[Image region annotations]
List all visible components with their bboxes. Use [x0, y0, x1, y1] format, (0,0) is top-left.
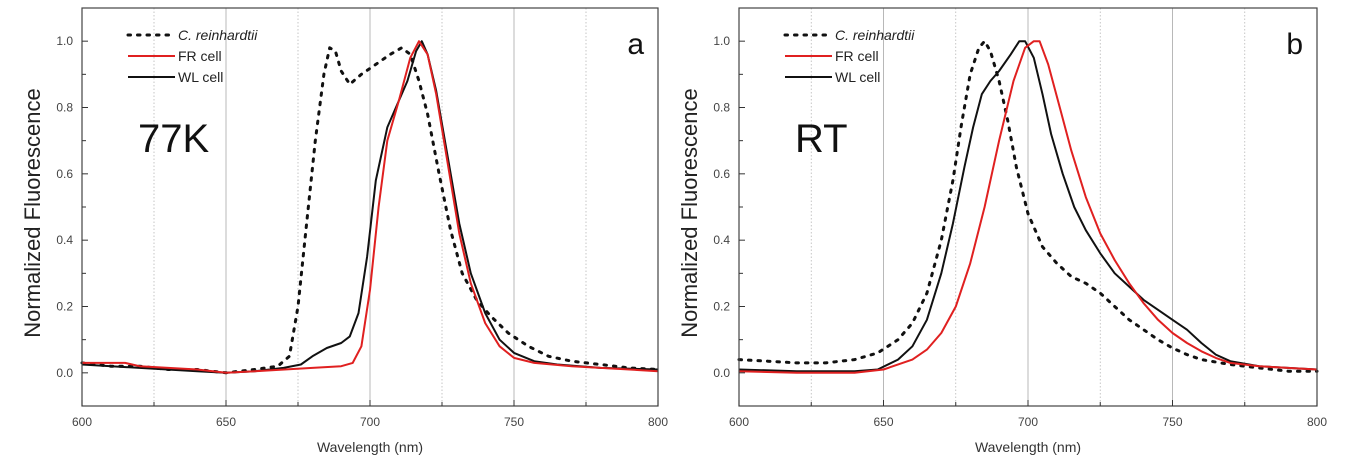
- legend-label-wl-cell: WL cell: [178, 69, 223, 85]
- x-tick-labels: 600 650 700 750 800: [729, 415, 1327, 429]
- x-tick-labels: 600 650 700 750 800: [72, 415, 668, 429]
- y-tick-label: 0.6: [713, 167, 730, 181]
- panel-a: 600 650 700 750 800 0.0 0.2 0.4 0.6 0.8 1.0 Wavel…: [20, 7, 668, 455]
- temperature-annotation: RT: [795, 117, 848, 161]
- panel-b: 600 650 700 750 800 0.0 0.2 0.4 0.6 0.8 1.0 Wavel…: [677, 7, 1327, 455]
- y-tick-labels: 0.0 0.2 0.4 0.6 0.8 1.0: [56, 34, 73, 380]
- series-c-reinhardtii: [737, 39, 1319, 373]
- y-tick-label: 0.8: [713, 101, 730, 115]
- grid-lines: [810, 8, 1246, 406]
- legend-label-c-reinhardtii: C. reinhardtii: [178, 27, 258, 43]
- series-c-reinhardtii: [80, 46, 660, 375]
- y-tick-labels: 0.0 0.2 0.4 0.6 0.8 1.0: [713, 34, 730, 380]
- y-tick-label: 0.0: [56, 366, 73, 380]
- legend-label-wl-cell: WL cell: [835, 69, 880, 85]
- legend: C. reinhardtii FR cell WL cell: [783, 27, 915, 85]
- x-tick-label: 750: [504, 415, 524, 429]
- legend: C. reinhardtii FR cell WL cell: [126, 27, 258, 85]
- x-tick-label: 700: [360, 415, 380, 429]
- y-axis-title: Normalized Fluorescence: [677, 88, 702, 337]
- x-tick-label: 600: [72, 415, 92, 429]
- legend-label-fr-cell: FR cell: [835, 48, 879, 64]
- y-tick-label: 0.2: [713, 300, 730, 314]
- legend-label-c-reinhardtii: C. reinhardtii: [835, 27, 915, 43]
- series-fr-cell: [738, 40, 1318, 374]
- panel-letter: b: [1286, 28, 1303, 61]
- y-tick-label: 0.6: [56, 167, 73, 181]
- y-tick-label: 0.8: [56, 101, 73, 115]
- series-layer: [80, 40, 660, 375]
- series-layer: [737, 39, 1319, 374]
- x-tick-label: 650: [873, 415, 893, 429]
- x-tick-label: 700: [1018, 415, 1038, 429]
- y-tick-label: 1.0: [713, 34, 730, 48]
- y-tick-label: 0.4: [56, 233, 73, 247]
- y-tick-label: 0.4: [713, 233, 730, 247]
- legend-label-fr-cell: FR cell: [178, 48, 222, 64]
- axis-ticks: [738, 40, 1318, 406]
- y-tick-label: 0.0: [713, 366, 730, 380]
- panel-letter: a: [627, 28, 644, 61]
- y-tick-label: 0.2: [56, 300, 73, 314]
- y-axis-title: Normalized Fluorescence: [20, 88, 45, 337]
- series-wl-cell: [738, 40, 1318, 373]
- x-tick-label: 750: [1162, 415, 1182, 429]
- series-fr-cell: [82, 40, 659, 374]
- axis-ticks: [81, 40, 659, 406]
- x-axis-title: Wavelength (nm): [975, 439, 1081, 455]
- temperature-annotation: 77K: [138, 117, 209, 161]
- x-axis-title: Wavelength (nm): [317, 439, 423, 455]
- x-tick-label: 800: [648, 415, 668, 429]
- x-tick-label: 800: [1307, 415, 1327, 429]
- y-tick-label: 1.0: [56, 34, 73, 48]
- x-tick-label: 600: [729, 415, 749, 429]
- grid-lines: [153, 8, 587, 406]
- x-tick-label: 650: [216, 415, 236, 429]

==

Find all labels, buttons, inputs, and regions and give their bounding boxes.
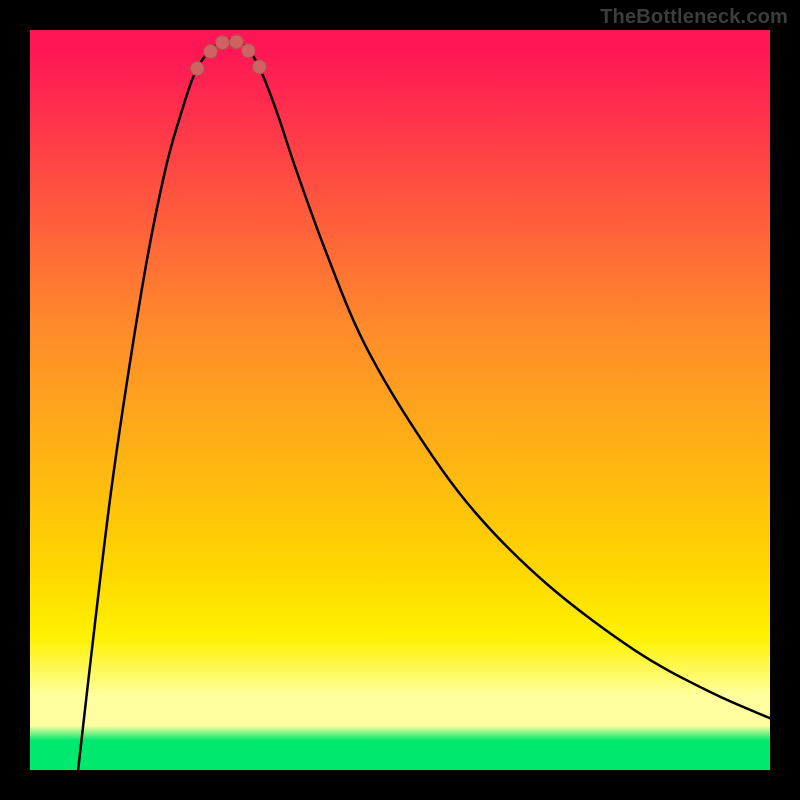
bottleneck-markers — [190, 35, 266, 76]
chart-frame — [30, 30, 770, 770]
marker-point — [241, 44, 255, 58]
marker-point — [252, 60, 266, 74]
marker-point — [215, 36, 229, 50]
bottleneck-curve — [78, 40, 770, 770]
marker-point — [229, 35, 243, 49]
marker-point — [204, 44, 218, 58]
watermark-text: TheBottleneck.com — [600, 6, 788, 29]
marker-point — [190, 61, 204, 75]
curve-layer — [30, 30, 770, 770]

__Written request__. Please list every row above that contains the word "Fluorescence", counting only matches with the same capitalization.

__The solution__.
- y-axis-title: Normalized Fluorescence: [677, 88, 702, 337]
- y-axis-title: Normalized Fluorescence: [20, 88, 45, 337]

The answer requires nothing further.